■ **OBJECTIVE**:
Give every entry again, word for word.

■ **EXTRACTED INFORMATION**:
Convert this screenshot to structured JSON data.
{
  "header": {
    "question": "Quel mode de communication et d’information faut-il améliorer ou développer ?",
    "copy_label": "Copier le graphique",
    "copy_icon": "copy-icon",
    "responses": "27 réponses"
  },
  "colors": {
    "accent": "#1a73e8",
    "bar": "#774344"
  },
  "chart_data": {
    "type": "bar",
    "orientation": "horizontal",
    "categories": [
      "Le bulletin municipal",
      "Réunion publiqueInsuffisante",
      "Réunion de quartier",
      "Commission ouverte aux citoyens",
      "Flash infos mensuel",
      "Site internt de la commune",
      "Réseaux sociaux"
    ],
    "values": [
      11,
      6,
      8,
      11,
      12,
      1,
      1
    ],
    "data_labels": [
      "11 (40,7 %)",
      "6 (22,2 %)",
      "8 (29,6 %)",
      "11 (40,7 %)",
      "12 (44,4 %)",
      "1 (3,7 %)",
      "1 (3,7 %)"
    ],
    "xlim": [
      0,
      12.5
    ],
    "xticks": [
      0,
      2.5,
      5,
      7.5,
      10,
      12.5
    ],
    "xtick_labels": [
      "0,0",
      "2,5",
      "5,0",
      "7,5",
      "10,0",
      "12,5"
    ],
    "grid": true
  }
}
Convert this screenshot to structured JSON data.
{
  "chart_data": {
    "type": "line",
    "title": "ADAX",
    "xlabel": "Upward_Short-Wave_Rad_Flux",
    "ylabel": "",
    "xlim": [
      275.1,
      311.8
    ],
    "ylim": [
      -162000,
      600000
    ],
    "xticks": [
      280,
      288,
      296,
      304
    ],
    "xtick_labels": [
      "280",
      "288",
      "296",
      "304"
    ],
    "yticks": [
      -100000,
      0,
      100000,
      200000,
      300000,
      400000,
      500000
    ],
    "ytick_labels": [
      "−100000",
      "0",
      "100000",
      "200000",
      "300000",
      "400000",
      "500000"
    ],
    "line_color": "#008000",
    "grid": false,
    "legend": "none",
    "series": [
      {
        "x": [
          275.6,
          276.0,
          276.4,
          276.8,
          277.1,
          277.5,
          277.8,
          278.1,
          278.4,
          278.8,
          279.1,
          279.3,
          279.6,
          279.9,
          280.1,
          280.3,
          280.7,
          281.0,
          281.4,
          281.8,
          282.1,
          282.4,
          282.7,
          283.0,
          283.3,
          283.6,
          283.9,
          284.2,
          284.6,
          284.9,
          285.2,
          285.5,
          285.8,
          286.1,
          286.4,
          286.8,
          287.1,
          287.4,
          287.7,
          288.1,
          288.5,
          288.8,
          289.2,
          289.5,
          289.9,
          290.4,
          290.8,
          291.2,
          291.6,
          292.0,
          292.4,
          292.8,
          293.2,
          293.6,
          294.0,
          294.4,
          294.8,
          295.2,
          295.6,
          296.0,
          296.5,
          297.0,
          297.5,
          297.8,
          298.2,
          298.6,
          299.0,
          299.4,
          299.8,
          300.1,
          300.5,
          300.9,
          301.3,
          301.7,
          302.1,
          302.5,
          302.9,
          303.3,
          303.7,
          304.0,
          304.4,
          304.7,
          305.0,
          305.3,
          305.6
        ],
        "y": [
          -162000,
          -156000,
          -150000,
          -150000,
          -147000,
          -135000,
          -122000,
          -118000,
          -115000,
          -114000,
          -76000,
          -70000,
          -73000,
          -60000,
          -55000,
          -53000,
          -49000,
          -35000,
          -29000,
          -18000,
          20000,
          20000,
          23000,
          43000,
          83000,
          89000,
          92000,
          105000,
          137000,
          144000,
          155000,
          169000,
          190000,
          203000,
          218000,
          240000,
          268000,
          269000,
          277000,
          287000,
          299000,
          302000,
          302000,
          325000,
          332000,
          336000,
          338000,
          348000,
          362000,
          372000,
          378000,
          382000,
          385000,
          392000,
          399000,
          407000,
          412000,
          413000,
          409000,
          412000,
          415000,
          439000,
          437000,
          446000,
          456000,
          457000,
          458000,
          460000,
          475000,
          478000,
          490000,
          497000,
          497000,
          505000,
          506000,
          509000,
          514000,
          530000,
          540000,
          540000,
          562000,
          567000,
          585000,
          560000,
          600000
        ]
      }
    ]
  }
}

■ **EXERCISE RESPONSE**:
Convert this screenshot to structured JSON data.
{
  "header": {
    "question": "Quel mode de communication et d’information faut-il améliorer ou développer ?",
    "copy_label": "Copier le graphique",
    "copy_icon": "copy-icon",
    "responses": "27 réponses"
  },
  "colors": {
    "accent": "#1a73e8",
    "bar": "#774344"
  },
  "chart_data": {
    "type": "bar",
    "orientation": "horizontal",
    "categories": [
      "Le bulletin municipal",
      "Réunion publiqueInsuffisante",
      "Réunion de quartier",
      "Commission ouverte aux citoyens",
      "Flash infos mensuel",
      "Site internt de la commune",
      "Réseaux sociaux"
    ],
    "values": [
      11,
      6,
      8,
      11,
      12,
      1,
      1
    ],
    "data_labels": [
      "11 (40,7 %)",
      "6 (22,2 %)",
      "8 (29,6 %)",
      "11 (40,7 %)",
      "12 (44,4 %)",
      "1 (3,7 %)",
      "1 (3,7 %)"
    ],
    "xlim": [
      0,
      12.5
    ],
    "xticks": [
      0,
      2.5,
      5,
      7.5,
      10,
      12.5
    ],
    "xtick_labels": [
      "0,0",
      "2,5",
      "5,0",
      "7,5",
      "10,0",
      "12,5"
    ],
    "grid": true
  }
}
Convert this screenshot to structured JSON data.
{
  "chart_data": {
    "type": "line",
    "title": "ADAX",
    "xlabel": "Upward_Short-Wave_Rad_Flux",
    "ylabel": "",
    "xlim": [
      275.1,
      311.8
    ],
    "ylim": [
      -162000,
      600000
    ],
    "xticks": [
      280,
      288,
      296,
      304
    ],
    "xtick_labels": [
      "280",
      "288",
      "296",
      "304"
    ],
    "yticks": [
      -100000,
      0,
      100000,
      200000,
      300000,
      400000,
      500000
    ],
    "ytick_labels": [
      "−100000",
      "0",
      "100000",
      "200000",
      "300000",
      "400000",
      "500000"
    ],
    "line_color": "#008000",
    "grid": false,
    "legend": "none",
    "series": [
      {
        "x": [
          275.6,
          276.0,
          276.4,
          276.8,
          277.1,
          277.5,
          277.8,
          278.1,
          278.4,
          278.8,
          279.1,
          279.3,
          279.6,
          279.9,
          280.1,
          280.3,
          280.7,
          281.0,
          281.4,
          281.8,
          282.1,
          282.4,
          282.7,
          283.0,
          283.3,
          283.6,
          283.9,
          284.2,
          284.6,
          284.9,
          285.2,
          285.5,
          285.8,
          286.1,
          286.4,
          286.8,
          287.1,
          287.4,
          287.7,
          288.1,
          288.5,
          288.8,
          289.2,
          289.5,
          289.9,
          290.4,
          290.8,
          291.2,
          291.6,
          292.0,
          292.4,
          292.8,
          293.2,
          293.6,
          294.0,
          294.4,
          294.8,
          295.2,
          295.6,
          296.0,
          296.5,
          297.0,
          297.5,
          297.8,
          298.2,
          298.6,
          299.0,
          299.4,
          299.8,
          300.1,
          300.5,
          300.9,
          301.3,
          301.7,
          302.1,
          302.5,
          302.9,
          303.3,
          303.7,
          304.0,
          304.4,
          304.7,
          305.0,
          305.3,
          305.6
        ],
        "y": [
          -162000,
          -156000,
          -150000,
          -150000,
          -147000,
          -135000,
          -122000,
          -118000,
          -115000,
          -114000,
          -76000,
          -70000,
          -73000,
          -60000,
          -55000,
          -53000,
          -49000,
          -35000,
          -29000,
          -18000,
          20000,
          20000,
          23000,
          43000,
          83000,
          89000,
          92000,
          105000,
          137000,
          144000,
          155000,
          169000,
          190000,
          203000,
          218000,
          240000,
          268000,
          269000,
          277000,
          287000,
          299000,
          302000,
          302000,
          325000,
          332000,
          336000,
          338000,
          348000,
          362000,
          372000,
          378000,
          382000,
          385000,
          392000,
          399000,
          407000,
          412000,
          413000,
          409000,
          412000,
          415000,
          439000,
          437000,
          446000,
          456000,
          457000,
          458000,
          460000,
          475000,
          478000,
          490000,
          497000,
          497000,
          505000,
          506000,
          509000,
          514000,
          530000,
          540000,
          540000,
          562000,
          567000,
          585000,
          560000,
          600000
        ]
      }
    ]
  }
}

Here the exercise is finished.